* **Goal**
Return the lines below that carry the word "size".

* **Information supplied**
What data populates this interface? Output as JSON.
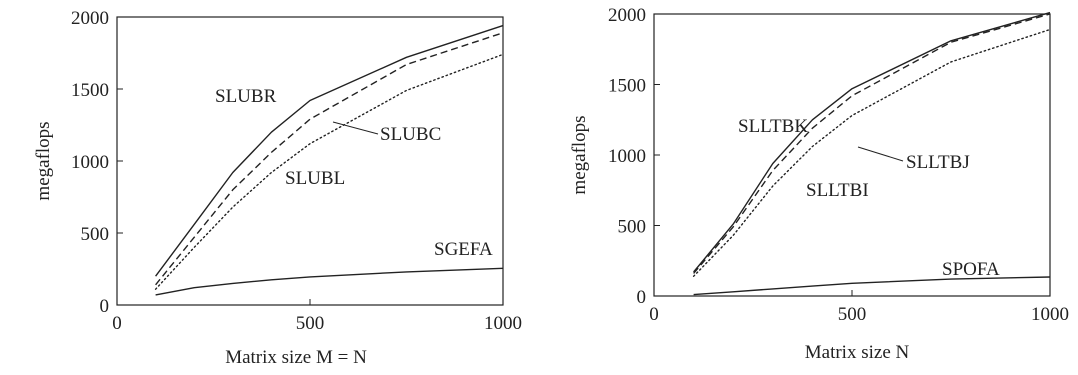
{
  "chart_data": [
    {
      "type": "line",
      "xlabel": "Matrix size M = N",
      "ylabel": "megaflops",
      "xlim": [
        0,
        1000
      ],
      "ylim": [
        0,
        2000
      ],
      "xticks": [
        0,
        500,
        1000
      ],
      "yticks": [
        0,
        500,
        1000,
        1500,
        2000
      ],
      "grid": false,
      "legend": "labels on lines",
      "series": [
        {
          "name": "SLUBR",
          "style": "solid",
          "x": [
            100,
            200,
            300,
            400,
            500,
            750,
            1000
          ],
          "y": [
            200,
            560,
            920,
            1200,
            1420,
            1720,
            1940
          ]
        },
        {
          "name": "SLUBC",
          "style": "dashed",
          "x": [
            100,
            200,
            300,
            400,
            500,
            750,
            1000
          ],
          "y": [
            140,
            470,
            800,
            1060,
            1290,
            1670,
            1890
          ]
        },
        {
          "name": "SLUBL",
          "style": "dotted",
          "x": [
            100,
            200,
            300,
            400,
            500,
            750,
            1000
          ],
          "y": [
            110,
            400,
            680,
            920,
            1120,
            1490,
            1740
          ]
        },
        {
          "name": "SGEFA",
          "style": "solid",
          "x": [
            100,
            200,
            300,
            400,
            500,
            750,
            1000
          ],
          "y": [
            70,
            120,
            150,
            175,
            195,
            230,
            255
          ]
        }
      ]
    },
    {
      "type": "line",
      "xlabel": "Matrix size N",
      "ylabel": "megaflops",
      "xlim": [
        0,
        1000
      ],
      "ylim": [
        0,
        2000
      ],
      "xticks": [
        0,
        500,
        1000
      ],
      "yticks": [
        0,
        500,
        1000,
        1500,
        2000
      ],
      "grid": false,
      "legend": "labels on lines",
      "series": [
        {
          "name": "SLLTBK",
          "style": "solid",
          "x": [
            100,
            200,
            300,
            400,
            500,
            750,
            1000
          ],
          "y": [
            170,
            510,
            940,
            1250,
            1470,
            1810,
            2010
          ]
        },
        {
          "name": "SLLTBJ",
          "style": "dashed",
          "x": [
            100,
            200,
            300,
            400,
            500,
            750,
            1000
          ],
          "y": [
            160,
            490,
            890,
            1190,
            1420,
            1800,
            2000
          ]
        },
        {
          "name": "SLLTBI",
          "style": "dotted",
          "x": [
            100,
            200,
            300,
            400,
            500,
            750,
            1000
          ],
          "y": [
            140,
            430,
            780,
            1060,
            1280,
            1660,
            1890
          ]
        },
        {
          "name": "SPOFA",
          "style": "solid",
          "x": [
            100,
            200,
            300,
            400,
            500,
            750,
            1000
          ],
          "y": [
            10,
            30,
            50,
            70,
            90,
            120,
            135
          ]
        }
      ]
    }
  ]
}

* **Expected answer**
      "xlabel": "Matrix size M = N",
      "xlabel": "Matrix size N",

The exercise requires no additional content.